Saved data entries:
START

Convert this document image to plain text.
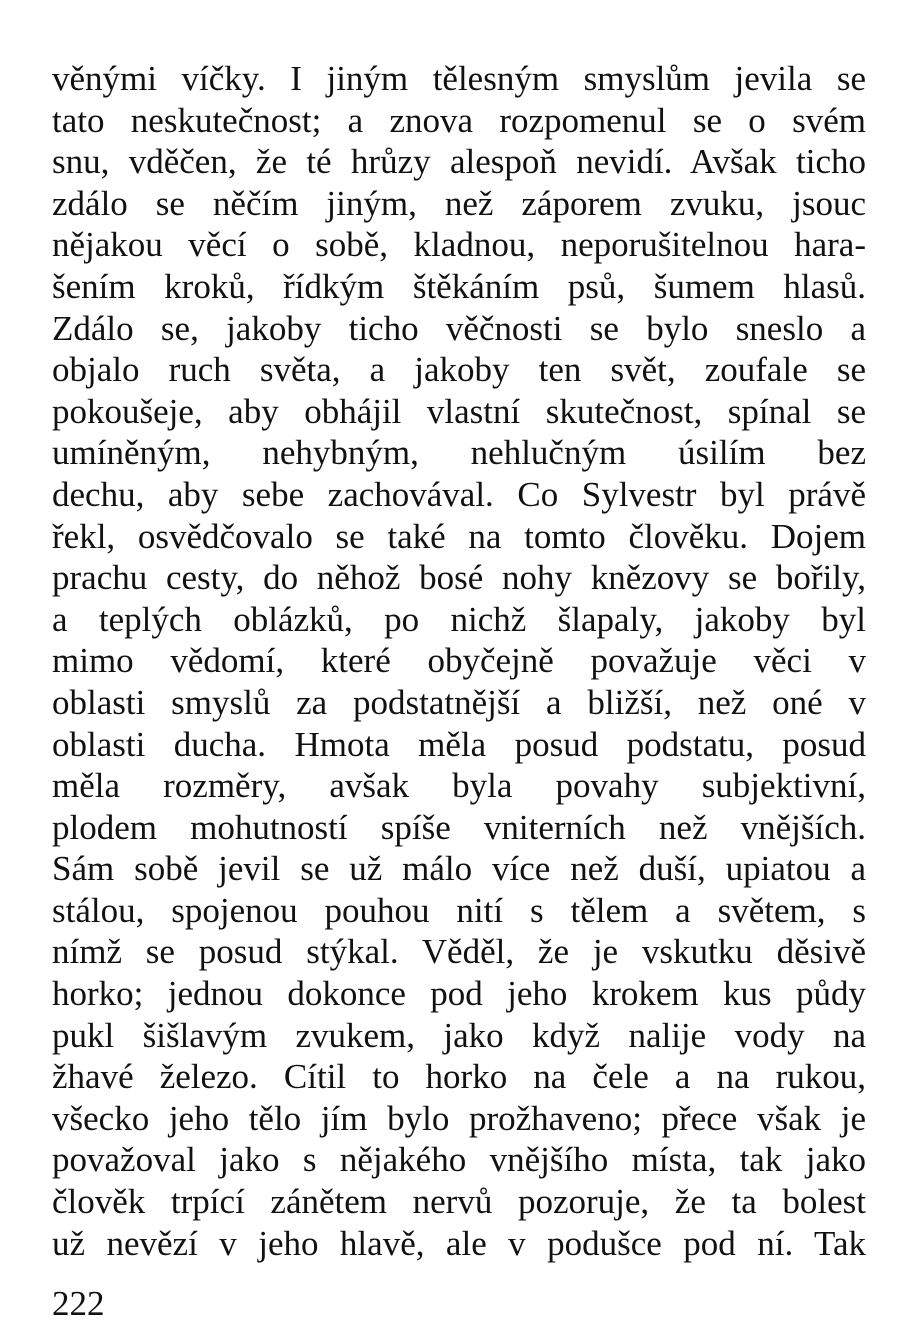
věnými víčky. I jiným tělesným smyslům jevila se
tato neskutečnost; a znova rozpomenul se o svém
snu, vděčen, že té hrůzy alespoň nevidí. Avšak ticho
zdálo se něčím jiným, než záporem zvuku, jsouc
nějakou věcí o sobě, kladnou, neporušitelnou hara-
šením kroků, řídkým štěkáním psů, šumem hlasů.
Zdálo se, jakoby ticho věčnosti se bylo sneslo a
objalo ruch světa, a jakoby ten svět, zoufale se
pokoušeje, aby obhájil vlastní skutečnost, spínal se
umíněným, nehybným, nehlučným úsilím bez
dechu, aby sebe zachovával. Co Sylvestr byl právě
řekl, osvědčovalo se také na tomto člověku. Dojem
prachu cesty, do něhož bosé nohy knězovy se bořily,
a teplých oblázků, po nichž šlapaly, jakoby byl
mimo vědomí, které obyčejně považuje věci v
oblasti smyslů za podstatnější a bližší, než oné v
oblasti ducha. Hmota měla posud podstatu, posud
měla rozměry, avšak byla povahy subjektivní,
plodem mohutností spíše vniterních než vnějších.
Sám sobě jevil se už málo více než duší, upiatou a
stálou, spojenou pouhou nití s tělem a světem, s
nímž se posud stýkal. Věděl, že je vskutku děsivě
horko; jednou dokonce pod jeho krokem kus půdy
pukl šišlavým zvukem, jako když nalije vody na
žhavé železo. Cítil to horko na čele a na rukou,
všecko jeho tělo jím bylo prožhaveno; přece však je
považoval jako s nějakého vnějšího místa, tak jako
člověk trpící zánětem nervů pozoruje, že ta bolest
už nevězí v jeho hlavě, ale v podušce pod ní. Tak
222
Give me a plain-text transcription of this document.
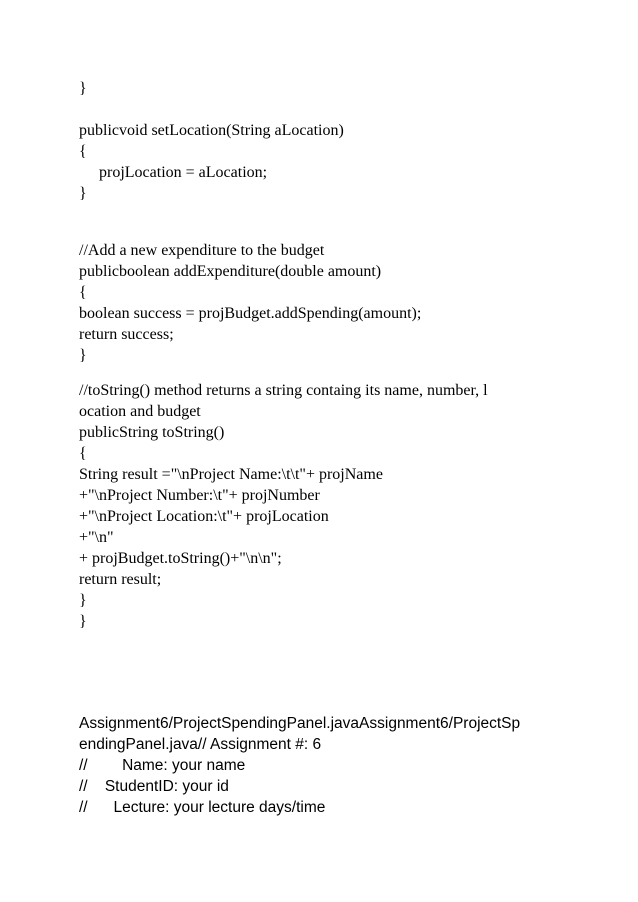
}
publicvoid setLocation(String aLocation)
{
projLocation = aLocation;
}
//Add a new expenditure to the budget
publicboolean addExpenditure(double amount)
{
boolean success = projBudget.addSpending(amount);
return success;
}
//toString() method returns a string containg its name, number, l
ocation and budget
publicString toString()
{
String result ="\nProject Name:\t\t"+ projName
+"\nProject Number:\t"+ projNumber
+"\nProject Location:\t"+ projLocation
+"\n"
+ projBudget.toString()+"\n\n";
return result;
}
}
Assignment6/ProjectSpendingPanel.javaAssignment6/ProjectSp
endingPanel.java// Assignment #: 6
//        Name: your name
//    StudentID: your id
//      Lecture: your lecture days/time
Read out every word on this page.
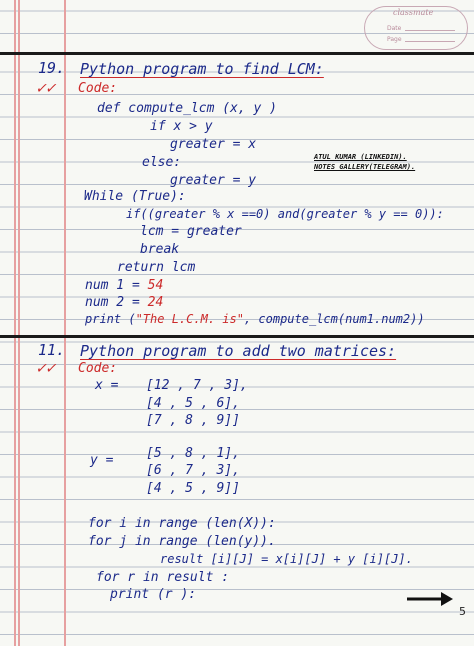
classmate
Date
Page
19.
✓✓
Python program to find LCM:
Code:
def compute_lcm (x, y )
if x > y
greater = x
else:
greater = y
While (True):
if((greater % x ==0) and(greater % y == 0)):
lcm = greater
break
return lcm
num 1 = 54
num 2 = 24
print ("The L.C.M. is", compute_lcm(num1.num2))
ATUL KUMAR (LINKEDIN).
NOTES GALLERY(TELEGRAM).
11.
✓✓
Python program to add two matrices:
Code:
x = [12 , 7 , 3],
[4 , 5 , 6],
[7 , 8 , 9]]
y =	[5 , 8 , 1],
[6 , 7 , 3],
[4 , 5 , 9]]
for i in range (len(X)):
for j in range (len(y)).
result [i][J] = x[i][J] + y [i][J].
for r in result :
print (r ):
5
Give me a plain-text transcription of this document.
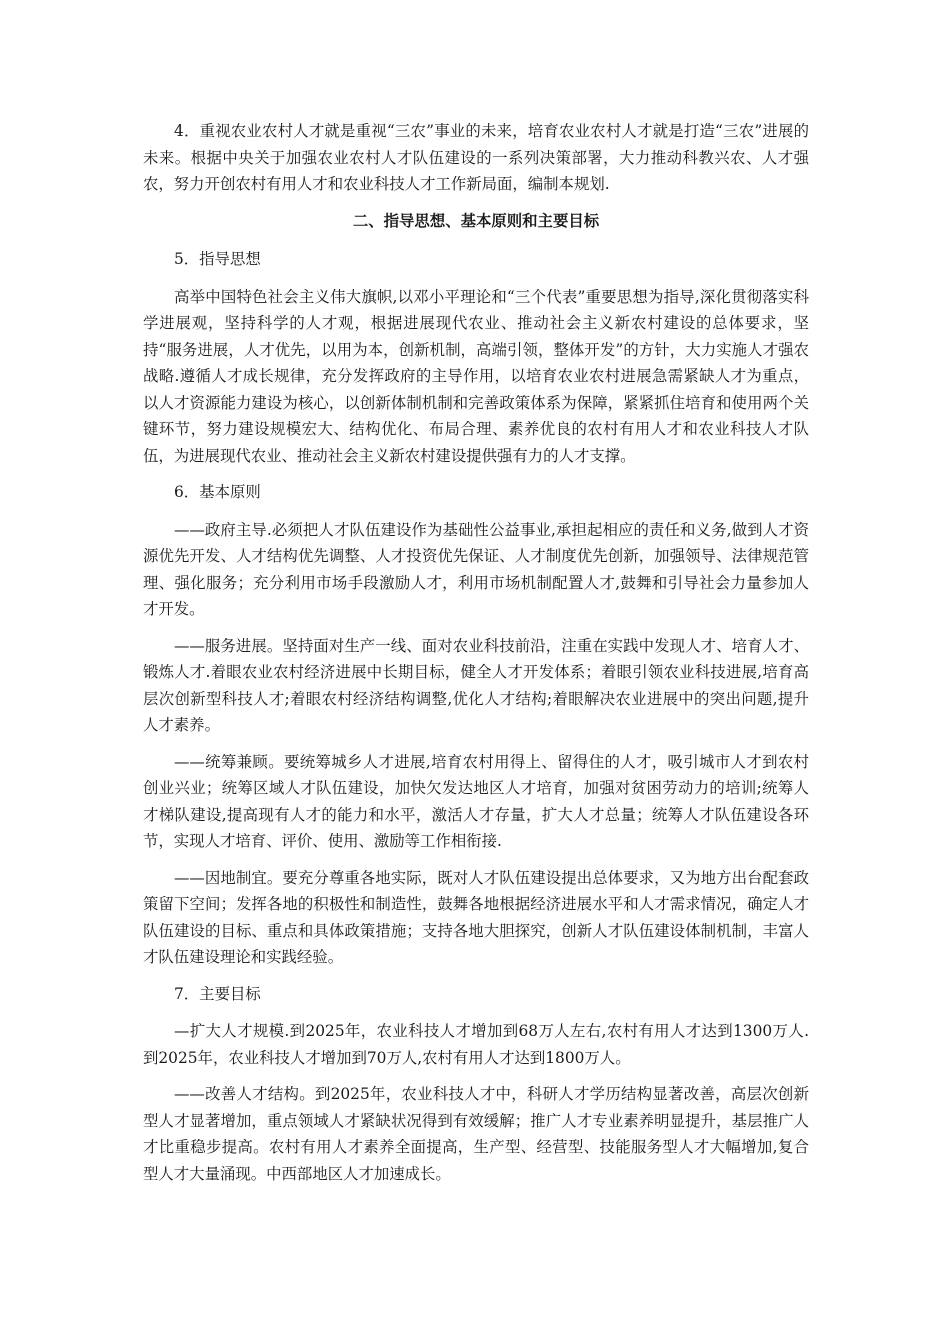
4．重视农业农村人才就是重视“三农”事业的未来，培育农业农村人才就是打造“三农”进展的未来。根据中央关于加强农业农村人才队伍建设的一系列决策部署，大力推动科教兴农、人才强农，努力开创农村有用人才和农业科技人才工作新局面，编制本规划.

二、指导思想、基本原则和主要目标

5．指导思想

高举中国特色社会主义伟大旗帜,以邓小平理论和“三个代表”重要思想为指导,深化贯彻落实科学进展观，坚持科学的人才观，根据进展现代农业、推动社会主义新农村建设的总体要求，坚持“服务进展，人才优先，以用为本，创新机制，高端引领，整体开发”的方针，大力实施人才强农战略.遵循人才成长规律，充分发挥政府的主导作用，以培育农业农村进展急需紧缺人才为重点，以人才资源能力建设为核心，以创新体制机制和完善政策体系为保障，紧紧抓住培育和使用两个关键环节，努力建设规模宏大、结构优化、布局合理、素养优良的农村有用人才和农业科技人才队伍，为进展现代农业、推动社会主义新农村建设提供强有力的人才支撑。

6．基本原则

——政府主导.必须把人才队伍建设作为基础性公益事业,承担起相应的责任和义务,做到人才资源优先开发、人才结构优先调整、人才投资优先保证、人才制度优先创新，加强领导、法律规范管理、强化服务；充分利用市场手段激励人才，利用市场机制配置人才,鼓舞和引导社会力量参加人才开发。

——服务进展。坚持面对生产一线、面对农业科技前沿，注重在实践中发现人才、培育人才、锻炼人才.着眼农业农村经济进展中长期目标，健全人才开发体系；着眼引领农业科技进展,培育高层次创新型科技人才;着眼农村经济结构调整,优化人才结构;着眼解决农业进展中的突出问题,提升人才素养。

——统筹兼顾。要统筹城乡人才进展,培育农村用得上、留得住的人才，吸引城市人才到农村创业兴业；统筹区域人才队伍建设，加快欠发达地区人才培育，加强对贫困劳动力的培训;统筹人才梯队建设,提高现有人才的能力和水平，激活人才存量，扩大人才总量；统筹人才队伍建设各环节，实现人才培育、评价、使用、激励等工作相衔接.

——因地制宜。要充分尊重各地实际，既对人才队伍建设提出总体要求，又为地方出台配套政策留下空间；发挥各地的积极性和制造性，鼓舞各地根据经济进展水平和人才需求情况，确定人才队伍建设的目标、重点和具体政策措施；支持各地大胆探究，创新人才队伍建设体制机制，丰富人才队伍建设理论和实践经验。

7．主要目标

—扩大人才规模.到2025年，农业科技人才增加到68万人左右,农村有用人才达到1300万人.到2025年，农业科技人才增加到70万人,农村有用人才达到1800万人。

——改善人才结构。到2025年，农业科技人才中，科研人才学历结构显著改善，高层次创新型人才显著增加，重点领域人才紧缺状况得到有效缓解；推广人才专业素养明显提升，基层推广人才比重稳步提高。农村有用人才素养全面提高，生产型、经营型、技能服务型人才大幅增加,复合型人才大量涌现。中西部地区人才加速成长。
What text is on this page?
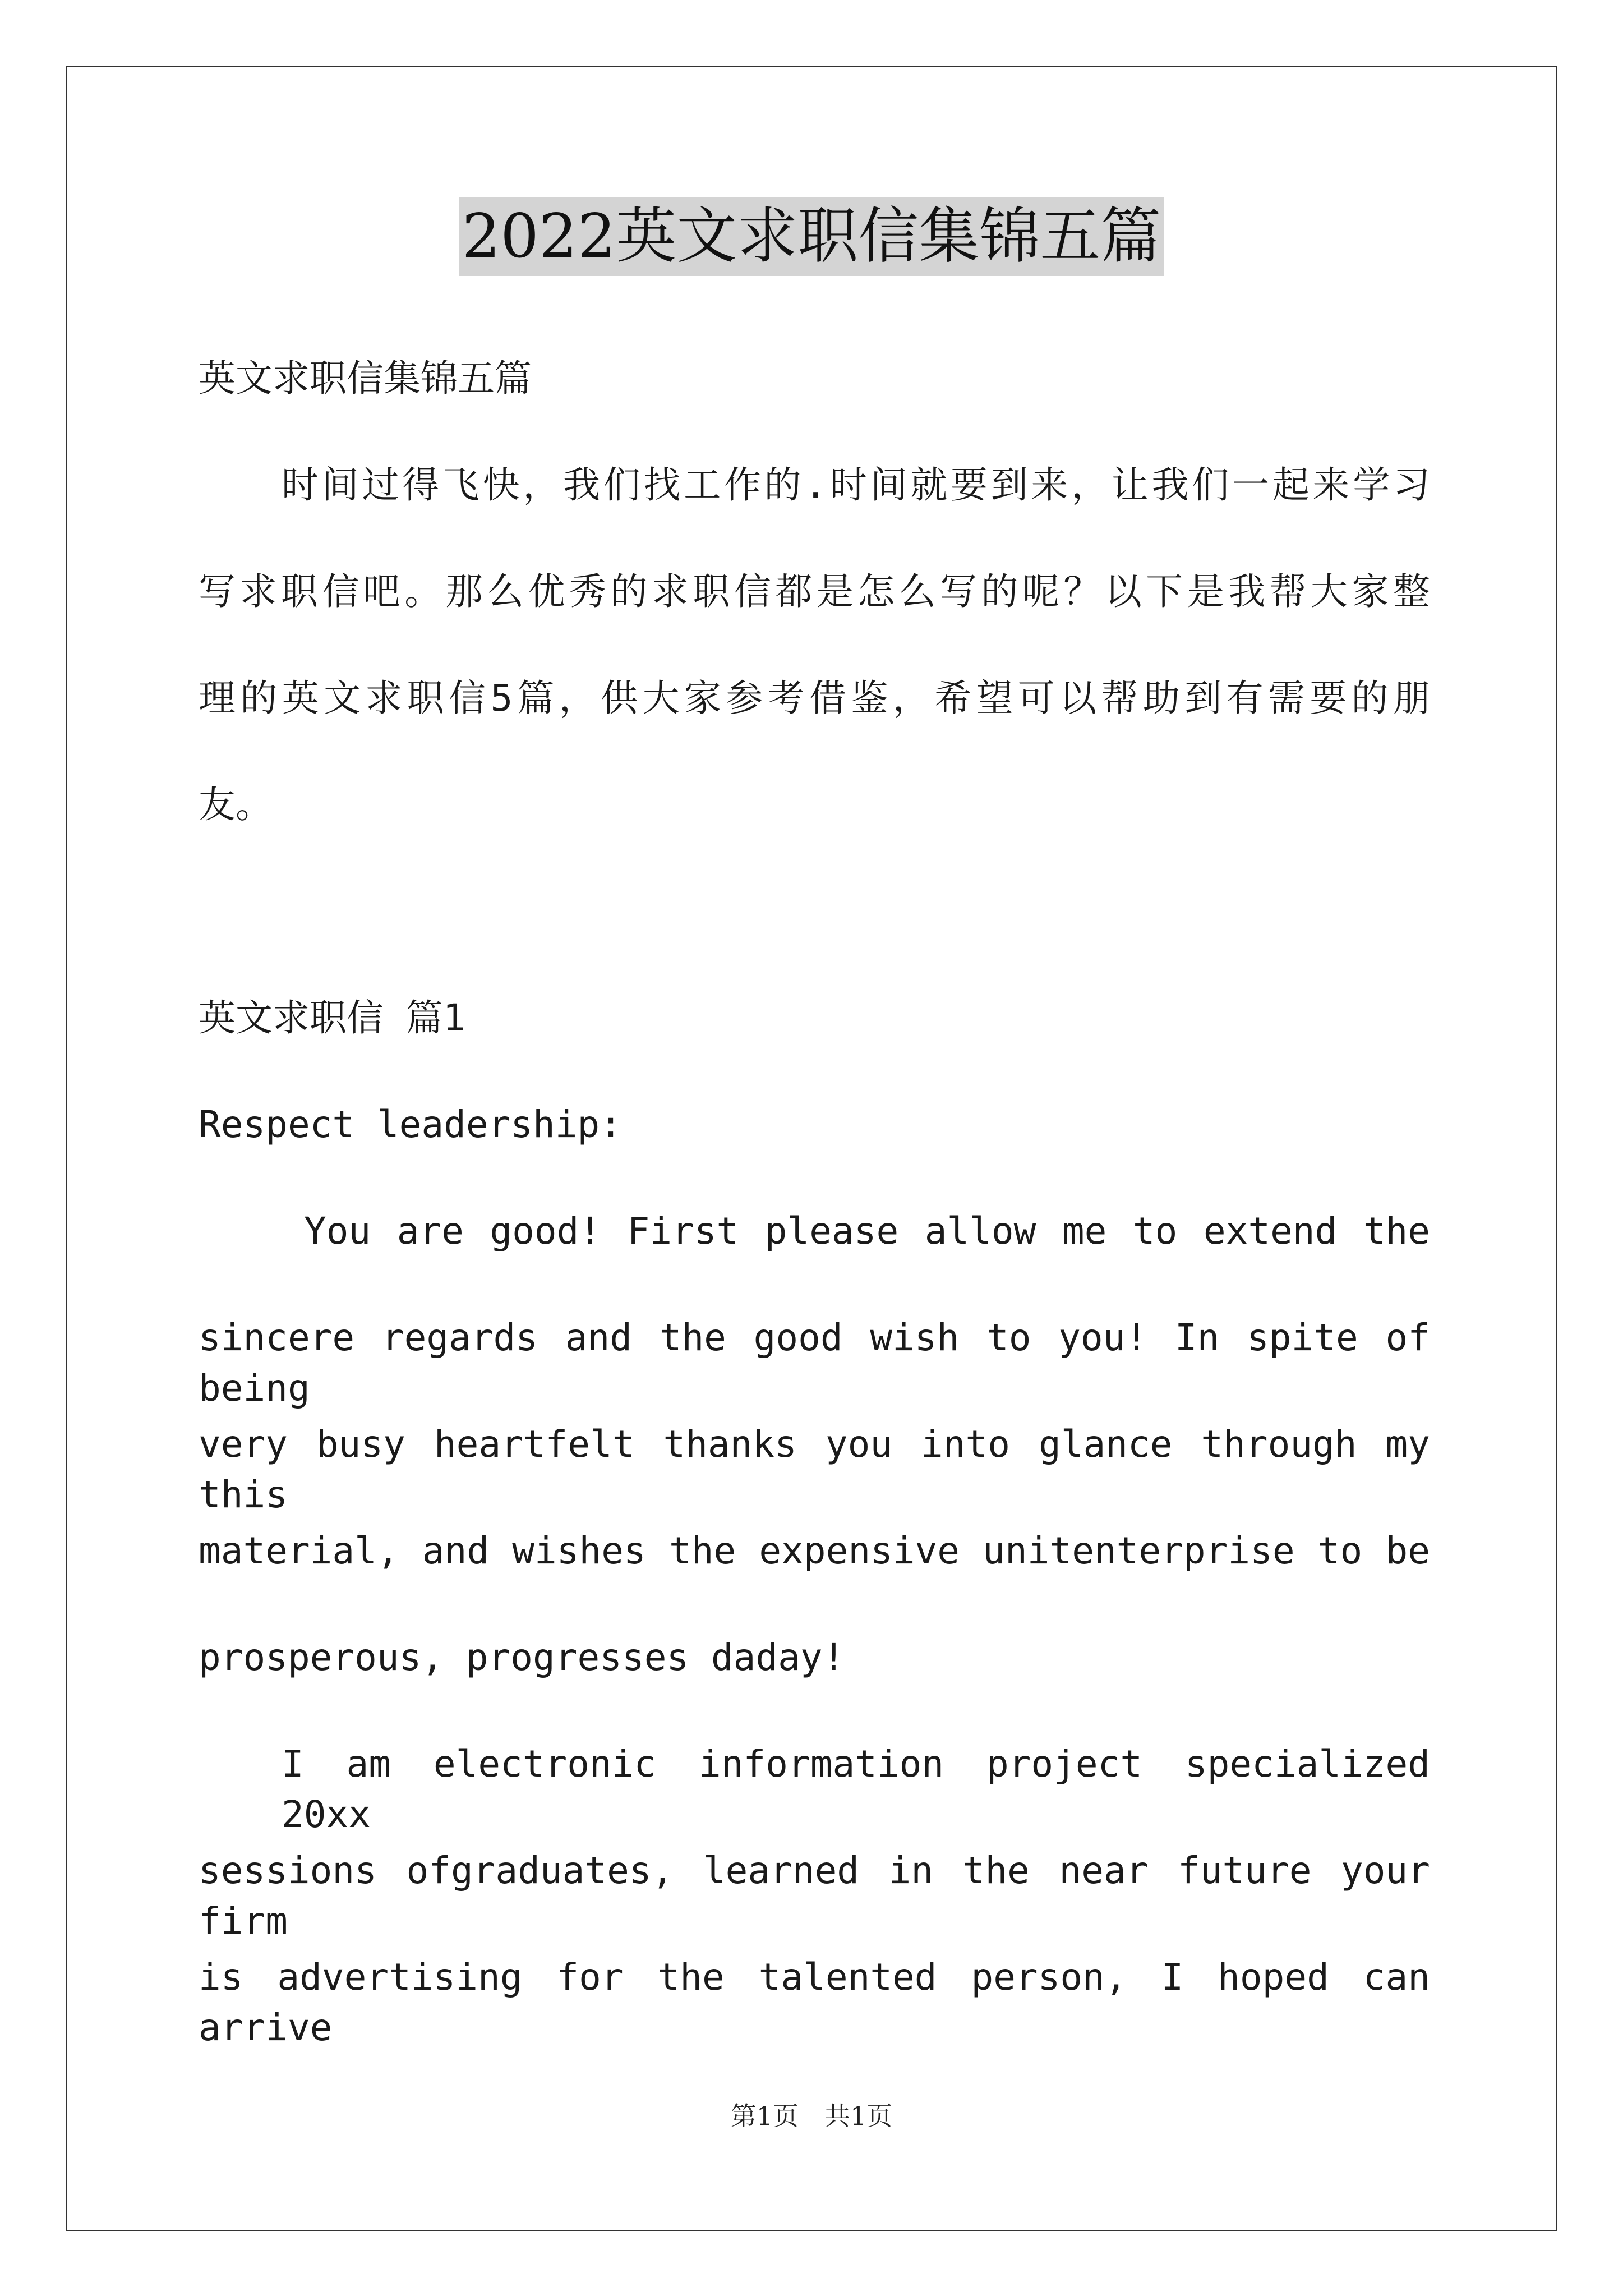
2022英文求职信集锦五篇
英文求职信集锦五篇
时间过得飞快，我们找工作的.时间就要到来，让我们一起来学习
写求职信吧。那么优秀的求职信都是怎么写的呢？以下是我帮大家整
理的英文求职信5篇，供大家参考借鉴，希望可以帮助到有需要的朋
友。
英文求职信 篇1
Respect leadership:
You are good! First please allow me to extend the
sincere regards and the good wish to you! In spite of being
very busy heartfelt thanks you into glance through my this
material, and wishes the expensive unitenterprise to be
prosperous, progresses daday!
I am electronic information project specialized 20xx
sessions ofgraduates, learned in the near future your firm
is advertising for the talented person, I hoped can arrive
第1页　共1页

END

What you need to do
Search the listing above for the string "greater". Copy every line that contains it.

Reply
greater = x
greater = y
if((greater % x ==0) and(greater % y == 0)):
lcm = greater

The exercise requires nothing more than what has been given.